TASK INPUTS:
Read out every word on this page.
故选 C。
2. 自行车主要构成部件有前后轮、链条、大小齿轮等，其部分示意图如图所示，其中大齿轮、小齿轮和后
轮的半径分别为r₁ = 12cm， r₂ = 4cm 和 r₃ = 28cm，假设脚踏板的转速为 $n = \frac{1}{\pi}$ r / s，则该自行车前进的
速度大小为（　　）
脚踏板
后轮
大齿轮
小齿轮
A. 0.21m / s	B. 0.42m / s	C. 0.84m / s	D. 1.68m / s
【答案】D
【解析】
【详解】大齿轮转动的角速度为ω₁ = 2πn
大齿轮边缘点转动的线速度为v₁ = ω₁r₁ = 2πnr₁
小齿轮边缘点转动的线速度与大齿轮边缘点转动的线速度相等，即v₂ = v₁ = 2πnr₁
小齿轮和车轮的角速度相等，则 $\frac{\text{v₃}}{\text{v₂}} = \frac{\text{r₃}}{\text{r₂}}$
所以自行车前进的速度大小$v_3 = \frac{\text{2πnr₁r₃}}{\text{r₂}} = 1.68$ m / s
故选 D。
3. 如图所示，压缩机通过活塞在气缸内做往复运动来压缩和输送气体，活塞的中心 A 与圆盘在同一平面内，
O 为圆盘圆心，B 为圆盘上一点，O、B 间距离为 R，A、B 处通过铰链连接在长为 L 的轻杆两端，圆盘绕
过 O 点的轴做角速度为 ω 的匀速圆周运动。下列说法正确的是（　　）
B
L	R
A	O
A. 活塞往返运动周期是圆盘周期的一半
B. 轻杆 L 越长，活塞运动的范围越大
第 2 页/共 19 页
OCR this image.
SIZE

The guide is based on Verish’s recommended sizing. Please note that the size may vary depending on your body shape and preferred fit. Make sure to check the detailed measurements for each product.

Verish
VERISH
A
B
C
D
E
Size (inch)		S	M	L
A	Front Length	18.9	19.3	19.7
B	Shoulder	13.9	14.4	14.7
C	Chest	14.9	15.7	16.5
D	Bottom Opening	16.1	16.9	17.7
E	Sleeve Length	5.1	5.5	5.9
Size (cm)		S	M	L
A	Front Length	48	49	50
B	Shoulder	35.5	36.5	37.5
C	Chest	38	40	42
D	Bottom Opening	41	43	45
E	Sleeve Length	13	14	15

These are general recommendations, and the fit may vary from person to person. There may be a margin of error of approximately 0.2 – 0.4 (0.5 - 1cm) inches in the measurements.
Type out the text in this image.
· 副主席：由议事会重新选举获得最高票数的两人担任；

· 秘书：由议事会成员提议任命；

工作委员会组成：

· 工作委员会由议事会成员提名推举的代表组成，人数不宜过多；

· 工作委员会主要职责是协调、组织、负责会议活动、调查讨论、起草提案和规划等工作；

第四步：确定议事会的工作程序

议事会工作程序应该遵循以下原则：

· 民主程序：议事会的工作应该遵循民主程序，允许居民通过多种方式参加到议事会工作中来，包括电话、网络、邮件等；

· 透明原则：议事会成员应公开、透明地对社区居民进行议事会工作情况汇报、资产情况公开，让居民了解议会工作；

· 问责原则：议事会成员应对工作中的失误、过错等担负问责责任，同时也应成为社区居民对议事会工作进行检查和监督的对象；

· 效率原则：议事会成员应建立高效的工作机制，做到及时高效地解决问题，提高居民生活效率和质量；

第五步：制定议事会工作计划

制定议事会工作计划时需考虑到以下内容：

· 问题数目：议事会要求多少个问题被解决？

PROMPT: Make an exact copy of the material above.

EXERCISE SOLUTION:
Read out every word on this page.
故选 C。
2. 自行车主要构成部件有前后轮、链条、大小齿轮等，其部分示意图如图所示，其中大齿轮、小齿轮和后
轮的半径分别为r₁ = 12cm， r₂ = 4cm 和 r₃ = 28cm，假设脚踏板的转速为 $n = \frac{1}{\pi}$ r / s，则该自行车前进的
速度大小为（　　）
脚踏板
后轮
大齿轮
小齿轮
A. 0.21m / s	B. 0.42m / s	C. 0.84m / s	D. 1.68m / s
【答案】D
【解析】
【详解】大齿轮转动的角速度为ω₁ = 2πn
大齿轮边缘点转动的线速度为v₁ = ω₁r₁ = 2πnr₁
小齿轮边缘点转动的线速度与大齿轮边缘点转动的线速度相等，即v₂ = v₁ = 2πnr₁
小齿轮和车轮的角速度相等，则 $\frac{\text{v₃}}{\text{v₂}} = \frac{\text{r₃}}{\text{r₂}}$
所以自行车前进的速度大小$v_3 = \frac{\text{2πnr₁r₃}}{\text{r₂}} = 1.68$ m / s
故选 D。
3. 如图所示，压缩机通过活塞在气缸内做往复运动来压缩和输送气体，活塞的中心 A 与圆盘在同一平面内，
O 为圆盘圆心，B 为圆盘上一点，O、B 间距离为 R，A、B 处通过铰链连接在长为 L 的轻杆两端，圆盘绕
过 O 点的轴做角速度为 ω 的匀速圆周运动。下列说法正确的是（　　）
B
L	R
A	O
A. 活塞往返运动周期是圆盘周期的一半
B. 轻杆 L 越长，活塞运动的范围越大
第 2 页/共 19 页
OCR this image.
SIZE

The guide is based on Verish’s recommended sizing. Please note that the size may vary depending on your body shape and preferred fit. Make sure to check the detailed measurements for each product.

Verish
VERISH
A
B
C
D
E
Size (inch)		S	M	L
A	Front Length	18.9	19.3	19.7
B	Shoulder	13.9	14.4	14.7
C	Chest	14.9	15.7	16.5
D	Bottom Opening	16.1	16.9	17.7
E	Sleeve Length	5.1	5.5	5.9
Size (cm)		S	M	L
A	Front Length	48	49	50
B	Shoulder	35.5	36.5	37.5
C	Chest	38	40	42
D	Bottom Opening	41	43	45
E	Sleeve Length	13	14	15

These are general recommendations, and the fit may vary from person to person. There may be a margin of error of approximately 0.2 – 0.4 (0.5 - 1cm) inches in the measurements.
Type out the text in this image.
· 副主席：由议事会重新选举获得最高票数的两人担任；

· 秘书：由议事会成员提议任命；

工作委员会组成：

· 工作委员会由议事会成员提名推举的代表组成，人数不宜过多；

· 工作委员会主要职责是协调、组织、负责会议活动、调查讨论、起草提案和规划等工作；

第四步：确定议事会的工作程序

议事会工作程序应该遵循以下原则：

· 民主程序：议事会的工作应该遵循民主程序，允许居民通过多种方式参加到议事会工作中来，包括电话、网络、邮件等；

· 透明原则：议事会成员应公开、透明地对社区居民进行议事会工作情况汇报、资产情况公开，让居民了解议会工作；

· 问责原则：议事会成员应对工作中的失误、过错等担负问责责任，同时也应成为社区居民对议事会工作进行检查和监督的对象；

· 效率原则：议事会成员应建立高效的工作机制，做到及时高效地解决问题，提高居民生活效率和质量；

第五步：制定议事会工作计划

制定议事会工作计划时需考虑到以下内容：

· 问题数目：议事会要求多少个问题被解决？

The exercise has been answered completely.